** BEGIN RECORDS PROVIDED **
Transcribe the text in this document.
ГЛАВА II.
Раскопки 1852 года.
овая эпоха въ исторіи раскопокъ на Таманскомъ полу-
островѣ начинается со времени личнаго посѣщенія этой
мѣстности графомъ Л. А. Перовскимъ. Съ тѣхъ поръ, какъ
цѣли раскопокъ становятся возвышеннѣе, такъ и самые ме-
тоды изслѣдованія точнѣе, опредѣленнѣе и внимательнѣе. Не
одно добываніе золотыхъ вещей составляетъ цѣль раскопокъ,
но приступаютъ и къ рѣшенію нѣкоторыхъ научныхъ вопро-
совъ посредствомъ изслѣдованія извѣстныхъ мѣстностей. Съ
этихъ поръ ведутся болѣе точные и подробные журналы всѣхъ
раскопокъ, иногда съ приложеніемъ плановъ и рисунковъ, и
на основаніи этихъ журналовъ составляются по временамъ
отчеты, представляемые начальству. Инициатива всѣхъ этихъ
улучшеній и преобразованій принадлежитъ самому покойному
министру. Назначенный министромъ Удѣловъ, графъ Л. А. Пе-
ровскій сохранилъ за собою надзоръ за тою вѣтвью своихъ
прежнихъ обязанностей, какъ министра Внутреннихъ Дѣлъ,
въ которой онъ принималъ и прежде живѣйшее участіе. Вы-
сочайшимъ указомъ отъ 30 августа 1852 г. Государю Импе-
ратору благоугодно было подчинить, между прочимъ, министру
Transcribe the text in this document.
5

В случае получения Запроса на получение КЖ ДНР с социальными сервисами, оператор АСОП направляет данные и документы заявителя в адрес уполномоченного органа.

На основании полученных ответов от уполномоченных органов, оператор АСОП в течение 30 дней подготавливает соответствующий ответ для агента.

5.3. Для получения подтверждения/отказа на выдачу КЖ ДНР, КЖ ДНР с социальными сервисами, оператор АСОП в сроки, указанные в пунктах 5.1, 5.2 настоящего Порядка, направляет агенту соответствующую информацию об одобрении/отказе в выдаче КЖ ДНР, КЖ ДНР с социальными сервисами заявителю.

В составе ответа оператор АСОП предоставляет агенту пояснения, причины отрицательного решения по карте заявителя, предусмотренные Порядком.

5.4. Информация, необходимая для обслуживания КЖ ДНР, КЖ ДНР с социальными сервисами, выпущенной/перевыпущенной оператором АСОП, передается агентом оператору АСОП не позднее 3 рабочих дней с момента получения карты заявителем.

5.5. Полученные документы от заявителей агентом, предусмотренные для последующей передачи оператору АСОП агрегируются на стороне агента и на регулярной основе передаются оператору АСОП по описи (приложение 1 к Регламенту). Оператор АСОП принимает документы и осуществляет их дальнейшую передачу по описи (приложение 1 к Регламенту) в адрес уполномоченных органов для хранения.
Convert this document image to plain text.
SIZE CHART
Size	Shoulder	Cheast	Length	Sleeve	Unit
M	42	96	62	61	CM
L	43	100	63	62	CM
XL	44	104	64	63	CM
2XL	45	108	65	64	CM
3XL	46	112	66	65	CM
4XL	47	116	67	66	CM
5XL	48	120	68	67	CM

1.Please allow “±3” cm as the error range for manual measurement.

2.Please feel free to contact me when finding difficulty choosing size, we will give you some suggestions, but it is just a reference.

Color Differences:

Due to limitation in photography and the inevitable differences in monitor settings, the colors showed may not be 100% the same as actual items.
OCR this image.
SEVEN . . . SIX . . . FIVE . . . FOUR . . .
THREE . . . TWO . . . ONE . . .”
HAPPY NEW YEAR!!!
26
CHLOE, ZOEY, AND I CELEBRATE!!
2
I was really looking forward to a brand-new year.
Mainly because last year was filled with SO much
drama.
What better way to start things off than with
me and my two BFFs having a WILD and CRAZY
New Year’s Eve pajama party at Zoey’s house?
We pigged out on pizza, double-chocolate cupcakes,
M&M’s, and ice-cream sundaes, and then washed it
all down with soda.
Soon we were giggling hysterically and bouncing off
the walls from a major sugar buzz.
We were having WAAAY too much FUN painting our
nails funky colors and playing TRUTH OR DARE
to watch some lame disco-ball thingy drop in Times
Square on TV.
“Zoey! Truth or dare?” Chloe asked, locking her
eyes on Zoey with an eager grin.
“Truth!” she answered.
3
** END RECORDS PROVIDED **
## TASK STATEMENT:
Copy out each line that contains the word "much".

## CORRECT RESPONSE:
Mainly because last year was filled with SO much
We were having WAAAY too much FUN painting our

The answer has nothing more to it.